GIVEN INSTRUCTION: Search the records below for the word "discount". Pull out each line that has it.

Data entries
— START —

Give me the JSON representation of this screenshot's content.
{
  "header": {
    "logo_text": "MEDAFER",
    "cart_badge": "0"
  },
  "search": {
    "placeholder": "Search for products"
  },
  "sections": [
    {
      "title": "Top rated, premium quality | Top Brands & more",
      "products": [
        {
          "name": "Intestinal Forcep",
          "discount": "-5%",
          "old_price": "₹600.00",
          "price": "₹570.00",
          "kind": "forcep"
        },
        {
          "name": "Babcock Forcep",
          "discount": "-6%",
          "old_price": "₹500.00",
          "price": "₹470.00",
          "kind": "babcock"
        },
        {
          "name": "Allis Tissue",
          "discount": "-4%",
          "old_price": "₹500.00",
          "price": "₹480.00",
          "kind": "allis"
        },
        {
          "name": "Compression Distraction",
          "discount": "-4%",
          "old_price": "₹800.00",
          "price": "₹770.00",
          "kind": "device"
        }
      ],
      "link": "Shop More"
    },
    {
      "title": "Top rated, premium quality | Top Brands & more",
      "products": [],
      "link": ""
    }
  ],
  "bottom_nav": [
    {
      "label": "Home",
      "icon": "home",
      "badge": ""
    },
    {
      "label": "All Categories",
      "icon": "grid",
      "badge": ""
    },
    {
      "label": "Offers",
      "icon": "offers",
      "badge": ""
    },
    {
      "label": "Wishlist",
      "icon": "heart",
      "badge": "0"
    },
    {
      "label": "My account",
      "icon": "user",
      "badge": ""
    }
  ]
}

— END —
— START —

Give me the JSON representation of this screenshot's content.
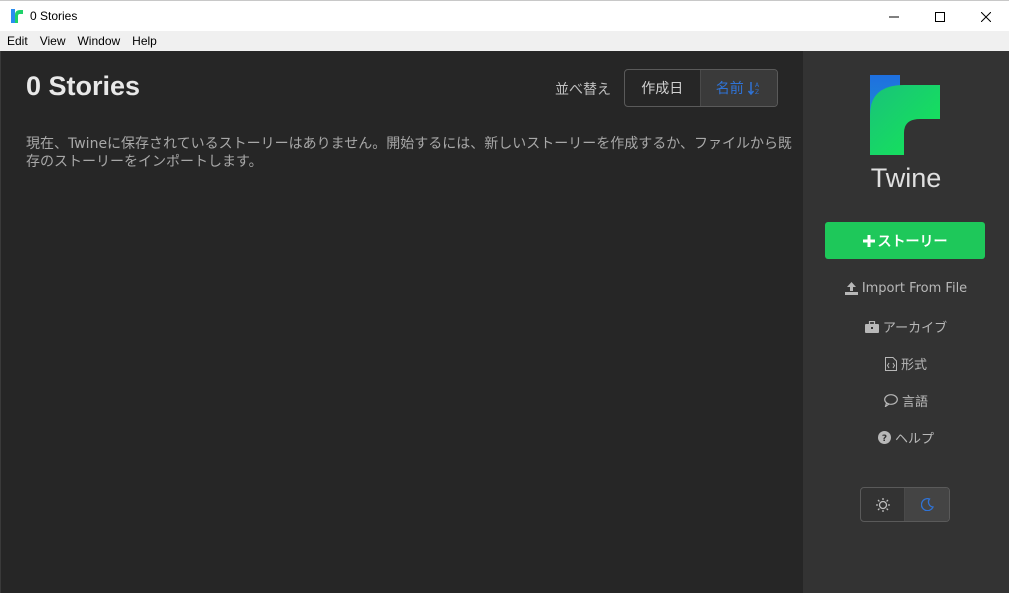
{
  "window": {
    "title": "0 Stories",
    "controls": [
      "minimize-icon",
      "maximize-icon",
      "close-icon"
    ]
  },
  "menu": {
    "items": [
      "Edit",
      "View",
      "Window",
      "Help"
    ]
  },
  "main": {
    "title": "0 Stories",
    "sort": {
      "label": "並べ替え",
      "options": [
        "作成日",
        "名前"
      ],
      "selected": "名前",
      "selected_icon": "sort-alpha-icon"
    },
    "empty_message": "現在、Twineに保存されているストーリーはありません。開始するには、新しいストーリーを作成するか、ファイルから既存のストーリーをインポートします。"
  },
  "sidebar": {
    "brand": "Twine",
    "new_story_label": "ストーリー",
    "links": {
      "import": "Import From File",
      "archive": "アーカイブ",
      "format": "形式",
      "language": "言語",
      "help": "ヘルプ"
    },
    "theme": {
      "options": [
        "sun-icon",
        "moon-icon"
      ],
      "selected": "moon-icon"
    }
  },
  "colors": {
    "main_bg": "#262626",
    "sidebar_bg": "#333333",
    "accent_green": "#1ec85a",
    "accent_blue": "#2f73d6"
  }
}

— END —

FINISHED ANSWER:
          "discount": "-5%",
          "discount": "-6%",
          "discount": "-4%",
          "discount": "-4%",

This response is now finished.